**Instructions for the task**.
Using the listing below, report all lines holding the word "Liveness".

:: Extracted material ::

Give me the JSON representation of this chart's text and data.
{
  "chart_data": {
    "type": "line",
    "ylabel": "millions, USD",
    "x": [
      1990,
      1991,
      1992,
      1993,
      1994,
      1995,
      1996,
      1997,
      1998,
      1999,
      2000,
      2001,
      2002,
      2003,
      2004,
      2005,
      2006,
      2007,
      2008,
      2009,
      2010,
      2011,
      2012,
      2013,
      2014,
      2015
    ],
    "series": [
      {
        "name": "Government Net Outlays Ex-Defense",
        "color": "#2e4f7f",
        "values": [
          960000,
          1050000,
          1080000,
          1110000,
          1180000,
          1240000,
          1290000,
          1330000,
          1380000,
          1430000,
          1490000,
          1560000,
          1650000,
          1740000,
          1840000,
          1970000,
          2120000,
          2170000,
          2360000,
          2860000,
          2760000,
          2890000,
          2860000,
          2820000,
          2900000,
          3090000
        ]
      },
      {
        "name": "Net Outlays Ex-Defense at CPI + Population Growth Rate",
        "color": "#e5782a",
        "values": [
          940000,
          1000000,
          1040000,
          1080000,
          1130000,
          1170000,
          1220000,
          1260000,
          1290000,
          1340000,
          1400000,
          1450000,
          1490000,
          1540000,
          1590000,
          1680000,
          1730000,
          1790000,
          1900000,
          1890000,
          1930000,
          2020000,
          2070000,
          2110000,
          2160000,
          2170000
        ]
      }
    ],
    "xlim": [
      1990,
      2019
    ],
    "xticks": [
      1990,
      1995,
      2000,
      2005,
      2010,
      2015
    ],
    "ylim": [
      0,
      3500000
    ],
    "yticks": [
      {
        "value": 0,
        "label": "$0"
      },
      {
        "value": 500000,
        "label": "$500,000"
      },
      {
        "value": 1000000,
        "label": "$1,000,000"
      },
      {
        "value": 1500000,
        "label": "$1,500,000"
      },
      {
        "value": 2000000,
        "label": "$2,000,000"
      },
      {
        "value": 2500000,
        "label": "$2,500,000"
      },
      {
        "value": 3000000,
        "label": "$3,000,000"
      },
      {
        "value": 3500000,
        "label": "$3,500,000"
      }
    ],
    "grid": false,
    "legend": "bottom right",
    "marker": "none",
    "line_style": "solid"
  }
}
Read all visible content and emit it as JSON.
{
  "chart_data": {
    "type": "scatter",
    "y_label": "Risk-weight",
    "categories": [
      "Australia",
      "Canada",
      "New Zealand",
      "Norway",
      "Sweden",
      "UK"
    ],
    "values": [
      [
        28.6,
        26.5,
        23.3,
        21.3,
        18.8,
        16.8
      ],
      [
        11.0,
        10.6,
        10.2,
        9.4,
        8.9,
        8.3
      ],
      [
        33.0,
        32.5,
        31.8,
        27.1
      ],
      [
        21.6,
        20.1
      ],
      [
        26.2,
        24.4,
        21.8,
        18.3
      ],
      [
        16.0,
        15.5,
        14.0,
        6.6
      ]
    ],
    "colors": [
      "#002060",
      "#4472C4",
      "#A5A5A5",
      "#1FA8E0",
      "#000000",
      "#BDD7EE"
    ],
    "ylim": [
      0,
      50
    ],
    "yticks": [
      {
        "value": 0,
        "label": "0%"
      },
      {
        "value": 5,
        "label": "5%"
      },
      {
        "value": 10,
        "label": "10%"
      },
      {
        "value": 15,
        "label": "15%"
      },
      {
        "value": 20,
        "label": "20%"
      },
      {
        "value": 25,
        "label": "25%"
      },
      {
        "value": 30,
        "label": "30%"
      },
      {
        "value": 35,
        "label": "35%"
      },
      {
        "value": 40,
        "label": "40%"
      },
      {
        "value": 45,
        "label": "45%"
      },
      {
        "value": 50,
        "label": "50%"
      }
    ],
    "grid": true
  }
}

:::
:: Extracted material ::

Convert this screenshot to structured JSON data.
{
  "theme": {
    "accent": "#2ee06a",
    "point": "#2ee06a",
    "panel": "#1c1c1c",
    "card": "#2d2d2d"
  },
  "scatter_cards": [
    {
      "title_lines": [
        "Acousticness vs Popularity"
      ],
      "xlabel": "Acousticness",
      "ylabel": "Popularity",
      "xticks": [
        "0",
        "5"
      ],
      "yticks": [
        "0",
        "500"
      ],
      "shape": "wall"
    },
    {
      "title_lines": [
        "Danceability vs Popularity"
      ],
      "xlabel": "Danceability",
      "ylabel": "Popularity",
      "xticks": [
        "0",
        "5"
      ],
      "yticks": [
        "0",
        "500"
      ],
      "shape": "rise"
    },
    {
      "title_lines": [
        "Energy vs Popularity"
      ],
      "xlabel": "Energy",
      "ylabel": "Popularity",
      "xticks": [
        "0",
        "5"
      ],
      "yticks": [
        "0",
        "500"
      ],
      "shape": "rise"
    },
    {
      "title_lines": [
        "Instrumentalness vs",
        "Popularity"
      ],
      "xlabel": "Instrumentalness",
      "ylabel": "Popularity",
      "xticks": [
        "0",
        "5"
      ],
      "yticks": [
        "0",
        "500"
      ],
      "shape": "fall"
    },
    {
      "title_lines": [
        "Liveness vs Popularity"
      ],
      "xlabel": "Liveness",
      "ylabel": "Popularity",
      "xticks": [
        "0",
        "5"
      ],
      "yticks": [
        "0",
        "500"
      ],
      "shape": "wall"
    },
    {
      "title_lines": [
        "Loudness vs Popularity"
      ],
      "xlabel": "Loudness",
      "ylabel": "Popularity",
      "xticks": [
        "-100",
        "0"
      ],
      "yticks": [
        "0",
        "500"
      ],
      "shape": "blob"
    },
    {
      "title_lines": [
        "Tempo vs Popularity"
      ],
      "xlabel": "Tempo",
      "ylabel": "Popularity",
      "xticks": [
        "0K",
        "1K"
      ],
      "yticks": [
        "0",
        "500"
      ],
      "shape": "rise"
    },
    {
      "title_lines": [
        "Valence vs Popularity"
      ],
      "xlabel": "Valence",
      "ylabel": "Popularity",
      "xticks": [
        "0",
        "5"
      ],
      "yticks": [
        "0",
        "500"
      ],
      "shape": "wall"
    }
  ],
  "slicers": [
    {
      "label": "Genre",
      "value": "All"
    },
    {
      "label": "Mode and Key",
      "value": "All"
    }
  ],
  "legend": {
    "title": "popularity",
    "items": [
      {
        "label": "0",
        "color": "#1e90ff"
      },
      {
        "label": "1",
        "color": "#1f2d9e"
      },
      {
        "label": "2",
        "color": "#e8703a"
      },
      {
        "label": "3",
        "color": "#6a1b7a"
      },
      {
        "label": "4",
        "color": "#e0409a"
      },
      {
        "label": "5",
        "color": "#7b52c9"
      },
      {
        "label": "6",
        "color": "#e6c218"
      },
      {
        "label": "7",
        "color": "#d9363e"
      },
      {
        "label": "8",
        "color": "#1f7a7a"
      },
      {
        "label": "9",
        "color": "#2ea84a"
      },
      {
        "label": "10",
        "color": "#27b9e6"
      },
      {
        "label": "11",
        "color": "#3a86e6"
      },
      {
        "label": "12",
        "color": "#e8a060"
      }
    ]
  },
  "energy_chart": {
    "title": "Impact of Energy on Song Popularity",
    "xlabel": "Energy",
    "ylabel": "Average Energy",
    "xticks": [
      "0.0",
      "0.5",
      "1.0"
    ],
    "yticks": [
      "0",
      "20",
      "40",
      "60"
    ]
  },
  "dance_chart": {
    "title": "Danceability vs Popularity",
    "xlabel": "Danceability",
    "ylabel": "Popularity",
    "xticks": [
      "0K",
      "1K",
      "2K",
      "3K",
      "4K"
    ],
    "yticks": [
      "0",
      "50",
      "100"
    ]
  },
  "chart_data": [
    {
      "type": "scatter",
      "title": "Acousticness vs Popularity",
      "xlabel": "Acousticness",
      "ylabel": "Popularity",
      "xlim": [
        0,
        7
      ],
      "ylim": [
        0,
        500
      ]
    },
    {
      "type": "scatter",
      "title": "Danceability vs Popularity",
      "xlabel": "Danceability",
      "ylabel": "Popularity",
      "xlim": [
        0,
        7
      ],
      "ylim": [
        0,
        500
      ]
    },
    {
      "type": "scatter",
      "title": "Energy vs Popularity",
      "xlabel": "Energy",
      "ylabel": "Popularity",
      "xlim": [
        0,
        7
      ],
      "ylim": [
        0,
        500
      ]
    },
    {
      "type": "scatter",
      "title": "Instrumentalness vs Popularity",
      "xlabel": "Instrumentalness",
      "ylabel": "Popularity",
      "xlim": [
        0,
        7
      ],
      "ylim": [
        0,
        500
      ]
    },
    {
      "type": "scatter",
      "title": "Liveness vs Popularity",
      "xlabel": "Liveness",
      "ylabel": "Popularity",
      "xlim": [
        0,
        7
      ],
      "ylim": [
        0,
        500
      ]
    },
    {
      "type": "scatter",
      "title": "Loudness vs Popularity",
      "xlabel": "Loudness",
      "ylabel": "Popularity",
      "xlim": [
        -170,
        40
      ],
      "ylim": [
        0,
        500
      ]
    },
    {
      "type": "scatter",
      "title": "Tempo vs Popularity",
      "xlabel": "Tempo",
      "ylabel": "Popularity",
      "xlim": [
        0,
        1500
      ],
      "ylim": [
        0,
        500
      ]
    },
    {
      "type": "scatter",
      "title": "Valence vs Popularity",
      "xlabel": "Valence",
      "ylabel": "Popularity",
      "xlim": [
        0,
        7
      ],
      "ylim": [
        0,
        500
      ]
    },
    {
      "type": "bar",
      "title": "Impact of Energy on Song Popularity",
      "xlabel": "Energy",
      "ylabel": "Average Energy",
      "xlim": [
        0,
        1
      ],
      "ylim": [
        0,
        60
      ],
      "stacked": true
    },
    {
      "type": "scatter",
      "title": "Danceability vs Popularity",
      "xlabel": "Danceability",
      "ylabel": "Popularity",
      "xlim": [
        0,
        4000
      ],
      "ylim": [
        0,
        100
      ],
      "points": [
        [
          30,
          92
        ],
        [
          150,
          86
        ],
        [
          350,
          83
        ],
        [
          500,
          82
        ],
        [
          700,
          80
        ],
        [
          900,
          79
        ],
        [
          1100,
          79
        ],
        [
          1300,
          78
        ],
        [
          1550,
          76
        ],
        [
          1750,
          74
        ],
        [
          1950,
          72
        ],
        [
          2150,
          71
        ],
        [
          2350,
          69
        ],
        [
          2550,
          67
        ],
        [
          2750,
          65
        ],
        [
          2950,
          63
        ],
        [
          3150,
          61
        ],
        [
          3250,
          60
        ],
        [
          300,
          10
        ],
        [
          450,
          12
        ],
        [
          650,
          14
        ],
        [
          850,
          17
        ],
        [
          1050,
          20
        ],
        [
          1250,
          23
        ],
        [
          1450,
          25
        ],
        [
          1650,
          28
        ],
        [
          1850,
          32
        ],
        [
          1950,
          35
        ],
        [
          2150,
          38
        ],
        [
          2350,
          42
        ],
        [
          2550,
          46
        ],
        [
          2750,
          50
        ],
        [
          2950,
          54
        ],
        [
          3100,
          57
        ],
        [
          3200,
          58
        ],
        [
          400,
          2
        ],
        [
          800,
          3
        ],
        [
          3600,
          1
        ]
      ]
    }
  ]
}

:::

**Solution to this task**.
        "Liveness vs Popularity"
      "xlabel": "Liveness",
      "title": "Liveness vs Popularity",
      "xlabel": "Liveness",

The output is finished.